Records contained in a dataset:
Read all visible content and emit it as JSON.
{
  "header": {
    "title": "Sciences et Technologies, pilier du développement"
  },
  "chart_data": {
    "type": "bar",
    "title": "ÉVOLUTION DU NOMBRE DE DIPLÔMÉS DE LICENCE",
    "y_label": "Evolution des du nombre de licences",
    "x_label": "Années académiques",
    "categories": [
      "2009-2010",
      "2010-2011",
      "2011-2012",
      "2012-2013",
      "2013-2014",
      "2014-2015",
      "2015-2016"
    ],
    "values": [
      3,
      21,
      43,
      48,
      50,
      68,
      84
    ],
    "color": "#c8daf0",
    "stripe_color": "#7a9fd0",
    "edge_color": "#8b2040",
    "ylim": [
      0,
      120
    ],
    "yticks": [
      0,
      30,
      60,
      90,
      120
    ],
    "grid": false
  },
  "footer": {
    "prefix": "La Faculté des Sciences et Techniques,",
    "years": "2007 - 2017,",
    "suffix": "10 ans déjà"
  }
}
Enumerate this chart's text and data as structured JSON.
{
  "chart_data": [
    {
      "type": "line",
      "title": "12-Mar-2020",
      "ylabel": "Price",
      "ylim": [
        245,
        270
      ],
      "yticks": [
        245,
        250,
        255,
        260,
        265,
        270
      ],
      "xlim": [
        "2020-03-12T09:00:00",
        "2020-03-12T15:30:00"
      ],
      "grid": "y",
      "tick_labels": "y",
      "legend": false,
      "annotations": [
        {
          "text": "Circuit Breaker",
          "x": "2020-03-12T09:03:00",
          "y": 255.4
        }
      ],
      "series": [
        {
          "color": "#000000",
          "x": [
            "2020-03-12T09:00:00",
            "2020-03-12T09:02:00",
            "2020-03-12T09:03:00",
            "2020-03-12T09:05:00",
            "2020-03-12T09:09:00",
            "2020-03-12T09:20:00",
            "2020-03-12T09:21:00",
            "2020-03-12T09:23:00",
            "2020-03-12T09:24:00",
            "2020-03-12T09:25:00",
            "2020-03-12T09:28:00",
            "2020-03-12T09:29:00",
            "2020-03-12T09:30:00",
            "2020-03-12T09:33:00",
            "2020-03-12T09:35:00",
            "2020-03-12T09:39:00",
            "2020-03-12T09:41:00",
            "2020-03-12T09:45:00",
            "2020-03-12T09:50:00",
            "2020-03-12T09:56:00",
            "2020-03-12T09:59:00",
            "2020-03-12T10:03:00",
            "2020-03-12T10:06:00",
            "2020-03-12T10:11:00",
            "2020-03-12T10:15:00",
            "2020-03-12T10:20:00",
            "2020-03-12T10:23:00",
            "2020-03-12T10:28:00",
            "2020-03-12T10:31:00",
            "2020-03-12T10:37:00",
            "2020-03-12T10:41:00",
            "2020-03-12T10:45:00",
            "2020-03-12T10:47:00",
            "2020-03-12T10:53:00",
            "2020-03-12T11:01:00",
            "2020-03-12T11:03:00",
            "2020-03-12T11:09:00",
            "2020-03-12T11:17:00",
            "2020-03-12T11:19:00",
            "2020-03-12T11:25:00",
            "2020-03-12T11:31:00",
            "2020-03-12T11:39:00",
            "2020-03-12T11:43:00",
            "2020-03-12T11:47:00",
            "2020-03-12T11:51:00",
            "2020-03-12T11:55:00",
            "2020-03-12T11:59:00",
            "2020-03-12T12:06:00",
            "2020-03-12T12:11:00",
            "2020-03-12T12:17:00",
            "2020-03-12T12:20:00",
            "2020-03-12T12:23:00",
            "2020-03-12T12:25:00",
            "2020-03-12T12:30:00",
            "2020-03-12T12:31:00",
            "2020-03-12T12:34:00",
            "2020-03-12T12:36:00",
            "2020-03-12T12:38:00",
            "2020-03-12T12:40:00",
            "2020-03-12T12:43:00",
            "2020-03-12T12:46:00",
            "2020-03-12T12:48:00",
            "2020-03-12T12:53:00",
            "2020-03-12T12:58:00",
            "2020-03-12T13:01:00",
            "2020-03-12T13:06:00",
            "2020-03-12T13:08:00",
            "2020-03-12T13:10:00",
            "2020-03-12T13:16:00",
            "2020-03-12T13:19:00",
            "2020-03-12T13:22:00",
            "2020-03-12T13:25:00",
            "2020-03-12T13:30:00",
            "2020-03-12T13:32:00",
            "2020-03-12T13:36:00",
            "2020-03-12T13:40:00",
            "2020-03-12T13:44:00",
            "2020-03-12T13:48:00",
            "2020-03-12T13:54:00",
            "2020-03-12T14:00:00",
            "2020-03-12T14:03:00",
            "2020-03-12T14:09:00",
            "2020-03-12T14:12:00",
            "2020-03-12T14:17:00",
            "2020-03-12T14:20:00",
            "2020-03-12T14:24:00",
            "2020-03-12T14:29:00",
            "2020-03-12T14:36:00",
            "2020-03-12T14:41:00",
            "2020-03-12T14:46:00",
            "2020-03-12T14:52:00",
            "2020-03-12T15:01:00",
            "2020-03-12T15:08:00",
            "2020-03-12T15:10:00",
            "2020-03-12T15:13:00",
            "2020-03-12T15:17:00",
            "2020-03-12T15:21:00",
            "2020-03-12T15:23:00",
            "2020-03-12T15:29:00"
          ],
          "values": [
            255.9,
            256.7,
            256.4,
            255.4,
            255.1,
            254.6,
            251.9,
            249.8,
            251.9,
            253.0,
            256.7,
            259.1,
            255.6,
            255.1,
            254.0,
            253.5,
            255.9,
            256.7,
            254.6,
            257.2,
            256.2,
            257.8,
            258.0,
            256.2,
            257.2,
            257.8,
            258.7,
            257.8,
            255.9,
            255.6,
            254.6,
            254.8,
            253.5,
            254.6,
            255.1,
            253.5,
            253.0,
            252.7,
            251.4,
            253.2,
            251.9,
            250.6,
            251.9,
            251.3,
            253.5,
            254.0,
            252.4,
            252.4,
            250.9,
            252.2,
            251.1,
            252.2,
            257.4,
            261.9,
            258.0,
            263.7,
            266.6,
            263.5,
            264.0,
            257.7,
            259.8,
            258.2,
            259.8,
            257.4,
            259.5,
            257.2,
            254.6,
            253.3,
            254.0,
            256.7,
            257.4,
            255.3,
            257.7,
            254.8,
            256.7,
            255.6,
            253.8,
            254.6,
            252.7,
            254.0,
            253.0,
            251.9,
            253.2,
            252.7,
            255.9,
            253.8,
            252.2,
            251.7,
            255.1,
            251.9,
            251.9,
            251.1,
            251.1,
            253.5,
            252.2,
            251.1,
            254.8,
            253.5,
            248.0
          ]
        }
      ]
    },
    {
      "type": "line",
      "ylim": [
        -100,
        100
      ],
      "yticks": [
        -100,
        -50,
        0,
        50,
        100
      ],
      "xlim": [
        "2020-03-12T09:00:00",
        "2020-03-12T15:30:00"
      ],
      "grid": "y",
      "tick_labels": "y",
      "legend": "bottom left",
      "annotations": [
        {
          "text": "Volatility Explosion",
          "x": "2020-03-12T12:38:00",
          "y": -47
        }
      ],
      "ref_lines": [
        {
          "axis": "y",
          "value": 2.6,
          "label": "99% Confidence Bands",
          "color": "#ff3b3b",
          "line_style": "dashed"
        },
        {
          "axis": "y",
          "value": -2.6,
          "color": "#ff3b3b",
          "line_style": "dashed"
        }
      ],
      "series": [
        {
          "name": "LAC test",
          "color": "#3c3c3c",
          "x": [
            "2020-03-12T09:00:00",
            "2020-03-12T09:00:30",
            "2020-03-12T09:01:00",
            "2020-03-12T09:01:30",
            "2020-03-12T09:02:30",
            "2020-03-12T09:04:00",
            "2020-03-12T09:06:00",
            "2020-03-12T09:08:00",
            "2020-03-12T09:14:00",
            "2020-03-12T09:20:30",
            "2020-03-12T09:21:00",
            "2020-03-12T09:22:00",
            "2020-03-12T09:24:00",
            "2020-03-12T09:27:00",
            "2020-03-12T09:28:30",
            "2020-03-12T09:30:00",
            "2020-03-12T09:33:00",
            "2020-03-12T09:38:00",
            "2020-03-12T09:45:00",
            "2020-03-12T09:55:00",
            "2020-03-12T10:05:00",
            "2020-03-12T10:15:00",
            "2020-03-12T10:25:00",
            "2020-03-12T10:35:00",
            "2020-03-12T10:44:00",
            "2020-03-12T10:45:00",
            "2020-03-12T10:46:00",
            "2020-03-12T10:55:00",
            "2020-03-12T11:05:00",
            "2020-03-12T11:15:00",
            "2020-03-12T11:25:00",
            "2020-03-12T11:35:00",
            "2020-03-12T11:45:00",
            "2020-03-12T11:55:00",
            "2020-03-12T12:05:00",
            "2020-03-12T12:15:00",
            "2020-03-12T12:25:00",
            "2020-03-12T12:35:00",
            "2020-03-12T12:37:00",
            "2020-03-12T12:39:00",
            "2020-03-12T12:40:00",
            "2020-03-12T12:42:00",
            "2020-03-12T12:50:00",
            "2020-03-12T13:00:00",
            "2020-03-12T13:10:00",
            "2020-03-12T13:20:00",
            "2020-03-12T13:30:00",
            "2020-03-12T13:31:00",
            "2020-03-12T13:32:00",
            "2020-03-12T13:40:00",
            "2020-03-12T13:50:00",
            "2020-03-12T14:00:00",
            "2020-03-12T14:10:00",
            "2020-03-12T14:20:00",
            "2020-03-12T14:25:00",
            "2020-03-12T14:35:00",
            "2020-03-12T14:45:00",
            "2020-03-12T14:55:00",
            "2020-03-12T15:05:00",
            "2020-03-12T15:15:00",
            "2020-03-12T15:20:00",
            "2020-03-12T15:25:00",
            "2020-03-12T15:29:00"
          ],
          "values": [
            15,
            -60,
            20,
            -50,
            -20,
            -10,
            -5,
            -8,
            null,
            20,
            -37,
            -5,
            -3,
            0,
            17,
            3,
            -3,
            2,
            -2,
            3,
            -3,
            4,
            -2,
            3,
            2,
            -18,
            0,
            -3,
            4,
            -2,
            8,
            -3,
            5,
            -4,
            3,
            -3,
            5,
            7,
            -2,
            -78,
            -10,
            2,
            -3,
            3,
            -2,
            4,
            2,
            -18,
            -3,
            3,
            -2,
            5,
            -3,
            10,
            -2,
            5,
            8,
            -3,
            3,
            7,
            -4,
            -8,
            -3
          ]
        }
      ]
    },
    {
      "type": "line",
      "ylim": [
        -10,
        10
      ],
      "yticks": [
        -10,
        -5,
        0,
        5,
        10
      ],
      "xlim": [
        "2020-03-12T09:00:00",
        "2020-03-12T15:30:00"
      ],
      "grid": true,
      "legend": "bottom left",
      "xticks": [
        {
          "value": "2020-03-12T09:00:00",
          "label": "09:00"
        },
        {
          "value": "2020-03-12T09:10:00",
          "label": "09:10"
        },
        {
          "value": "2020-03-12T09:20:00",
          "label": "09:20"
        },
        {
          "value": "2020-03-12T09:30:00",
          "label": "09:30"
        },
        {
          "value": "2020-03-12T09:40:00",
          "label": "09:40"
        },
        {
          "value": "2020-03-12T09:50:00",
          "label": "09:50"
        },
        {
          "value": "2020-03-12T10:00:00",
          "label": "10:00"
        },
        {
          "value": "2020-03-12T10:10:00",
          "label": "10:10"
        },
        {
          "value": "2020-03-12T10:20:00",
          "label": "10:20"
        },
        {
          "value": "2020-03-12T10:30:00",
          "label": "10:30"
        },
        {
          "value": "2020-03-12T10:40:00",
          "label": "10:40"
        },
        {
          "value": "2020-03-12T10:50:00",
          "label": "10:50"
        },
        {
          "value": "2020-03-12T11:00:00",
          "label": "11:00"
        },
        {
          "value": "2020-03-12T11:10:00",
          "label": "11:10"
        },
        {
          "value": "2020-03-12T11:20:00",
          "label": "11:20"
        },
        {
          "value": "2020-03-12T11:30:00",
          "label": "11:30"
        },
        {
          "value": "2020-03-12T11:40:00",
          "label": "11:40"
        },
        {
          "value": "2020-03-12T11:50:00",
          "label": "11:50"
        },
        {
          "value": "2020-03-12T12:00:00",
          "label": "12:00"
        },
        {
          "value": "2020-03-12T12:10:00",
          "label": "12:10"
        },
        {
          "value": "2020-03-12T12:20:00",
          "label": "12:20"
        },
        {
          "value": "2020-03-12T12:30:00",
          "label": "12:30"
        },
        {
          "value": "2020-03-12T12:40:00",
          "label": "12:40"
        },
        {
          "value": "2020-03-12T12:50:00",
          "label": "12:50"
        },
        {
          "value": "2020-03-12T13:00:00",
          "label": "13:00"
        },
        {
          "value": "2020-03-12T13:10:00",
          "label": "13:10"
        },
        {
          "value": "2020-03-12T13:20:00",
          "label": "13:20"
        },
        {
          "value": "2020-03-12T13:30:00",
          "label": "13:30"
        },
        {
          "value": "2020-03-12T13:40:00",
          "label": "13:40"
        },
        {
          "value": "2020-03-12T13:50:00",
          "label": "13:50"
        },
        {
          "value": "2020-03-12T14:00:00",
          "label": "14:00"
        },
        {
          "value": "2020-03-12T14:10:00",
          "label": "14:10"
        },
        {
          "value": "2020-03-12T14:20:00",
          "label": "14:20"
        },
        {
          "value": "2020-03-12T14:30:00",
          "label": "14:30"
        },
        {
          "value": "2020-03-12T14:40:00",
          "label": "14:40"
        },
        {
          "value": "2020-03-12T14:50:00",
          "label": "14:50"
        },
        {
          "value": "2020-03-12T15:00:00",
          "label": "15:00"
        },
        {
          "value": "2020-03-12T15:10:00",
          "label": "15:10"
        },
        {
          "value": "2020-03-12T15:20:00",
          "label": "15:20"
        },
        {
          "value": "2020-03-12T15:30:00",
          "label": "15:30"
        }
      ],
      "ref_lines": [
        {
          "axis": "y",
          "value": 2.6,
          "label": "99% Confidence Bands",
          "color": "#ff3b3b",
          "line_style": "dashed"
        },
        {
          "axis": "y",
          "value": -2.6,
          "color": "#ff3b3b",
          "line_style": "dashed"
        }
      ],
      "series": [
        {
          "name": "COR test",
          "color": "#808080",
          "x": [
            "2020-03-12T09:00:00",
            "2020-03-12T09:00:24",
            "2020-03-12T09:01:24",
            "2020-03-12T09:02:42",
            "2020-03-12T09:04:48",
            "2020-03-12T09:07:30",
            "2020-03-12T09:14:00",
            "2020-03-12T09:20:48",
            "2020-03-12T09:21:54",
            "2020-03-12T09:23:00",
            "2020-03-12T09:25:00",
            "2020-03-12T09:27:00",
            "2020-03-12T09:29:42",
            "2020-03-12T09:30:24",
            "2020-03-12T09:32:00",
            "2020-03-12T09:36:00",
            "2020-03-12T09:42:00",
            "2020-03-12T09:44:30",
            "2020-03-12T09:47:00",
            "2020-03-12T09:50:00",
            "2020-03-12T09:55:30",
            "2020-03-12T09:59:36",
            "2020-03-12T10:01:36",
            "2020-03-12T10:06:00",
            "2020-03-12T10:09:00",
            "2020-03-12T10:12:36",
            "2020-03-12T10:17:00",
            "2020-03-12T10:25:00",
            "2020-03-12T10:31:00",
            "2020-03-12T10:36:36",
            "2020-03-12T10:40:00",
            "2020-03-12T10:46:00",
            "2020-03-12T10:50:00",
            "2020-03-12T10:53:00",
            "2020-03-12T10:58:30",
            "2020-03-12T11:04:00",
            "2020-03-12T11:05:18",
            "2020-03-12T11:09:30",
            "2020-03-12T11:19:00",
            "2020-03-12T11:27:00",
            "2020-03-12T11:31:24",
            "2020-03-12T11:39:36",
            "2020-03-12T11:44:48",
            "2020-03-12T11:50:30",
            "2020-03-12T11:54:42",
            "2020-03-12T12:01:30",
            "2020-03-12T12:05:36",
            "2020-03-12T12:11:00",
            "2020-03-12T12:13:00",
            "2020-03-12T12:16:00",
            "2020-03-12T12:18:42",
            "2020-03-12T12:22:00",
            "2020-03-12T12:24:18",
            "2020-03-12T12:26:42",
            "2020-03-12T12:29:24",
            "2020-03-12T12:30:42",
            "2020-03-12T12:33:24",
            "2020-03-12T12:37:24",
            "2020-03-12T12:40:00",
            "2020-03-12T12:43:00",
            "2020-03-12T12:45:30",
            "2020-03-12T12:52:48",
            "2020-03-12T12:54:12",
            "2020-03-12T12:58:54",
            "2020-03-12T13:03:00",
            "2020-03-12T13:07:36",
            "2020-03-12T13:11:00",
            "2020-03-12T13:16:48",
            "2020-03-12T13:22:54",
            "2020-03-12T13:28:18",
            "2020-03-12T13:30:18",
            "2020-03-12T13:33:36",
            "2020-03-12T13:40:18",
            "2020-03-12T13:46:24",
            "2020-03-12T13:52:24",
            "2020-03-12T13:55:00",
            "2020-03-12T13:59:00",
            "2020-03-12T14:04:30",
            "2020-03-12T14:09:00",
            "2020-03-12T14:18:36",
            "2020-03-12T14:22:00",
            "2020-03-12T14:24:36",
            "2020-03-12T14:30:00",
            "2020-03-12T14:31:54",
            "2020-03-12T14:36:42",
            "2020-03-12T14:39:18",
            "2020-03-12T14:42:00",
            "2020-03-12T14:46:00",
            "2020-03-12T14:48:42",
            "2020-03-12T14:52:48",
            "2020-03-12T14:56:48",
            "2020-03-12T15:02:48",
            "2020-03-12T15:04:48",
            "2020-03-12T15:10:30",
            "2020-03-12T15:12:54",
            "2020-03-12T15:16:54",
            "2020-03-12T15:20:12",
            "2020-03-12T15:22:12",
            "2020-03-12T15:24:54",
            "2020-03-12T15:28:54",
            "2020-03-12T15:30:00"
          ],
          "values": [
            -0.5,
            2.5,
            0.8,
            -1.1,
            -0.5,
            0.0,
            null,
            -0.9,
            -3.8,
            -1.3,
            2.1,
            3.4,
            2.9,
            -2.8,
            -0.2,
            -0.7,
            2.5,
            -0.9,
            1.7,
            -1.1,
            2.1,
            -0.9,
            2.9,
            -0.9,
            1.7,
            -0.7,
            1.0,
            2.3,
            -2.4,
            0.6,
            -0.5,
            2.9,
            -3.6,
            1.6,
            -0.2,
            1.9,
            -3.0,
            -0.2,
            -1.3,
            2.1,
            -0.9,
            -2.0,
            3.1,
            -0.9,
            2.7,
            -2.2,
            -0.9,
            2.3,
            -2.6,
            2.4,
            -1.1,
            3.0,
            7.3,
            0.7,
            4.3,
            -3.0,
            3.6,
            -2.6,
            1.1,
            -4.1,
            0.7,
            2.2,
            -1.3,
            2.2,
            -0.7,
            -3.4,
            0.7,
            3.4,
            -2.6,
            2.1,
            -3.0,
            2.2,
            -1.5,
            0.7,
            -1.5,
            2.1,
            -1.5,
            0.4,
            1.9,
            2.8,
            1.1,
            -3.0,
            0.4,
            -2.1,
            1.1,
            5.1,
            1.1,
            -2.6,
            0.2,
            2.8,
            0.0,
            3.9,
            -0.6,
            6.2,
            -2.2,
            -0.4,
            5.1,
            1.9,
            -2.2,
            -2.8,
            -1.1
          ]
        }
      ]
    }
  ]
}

Required task> Copy all lines from the data that hold the word "Sciences".

Response to the exercise>
    "title": "Sciences et Technologies, pilier du développement"
    "prefix": "La Faculté des Sciences et Techniques,",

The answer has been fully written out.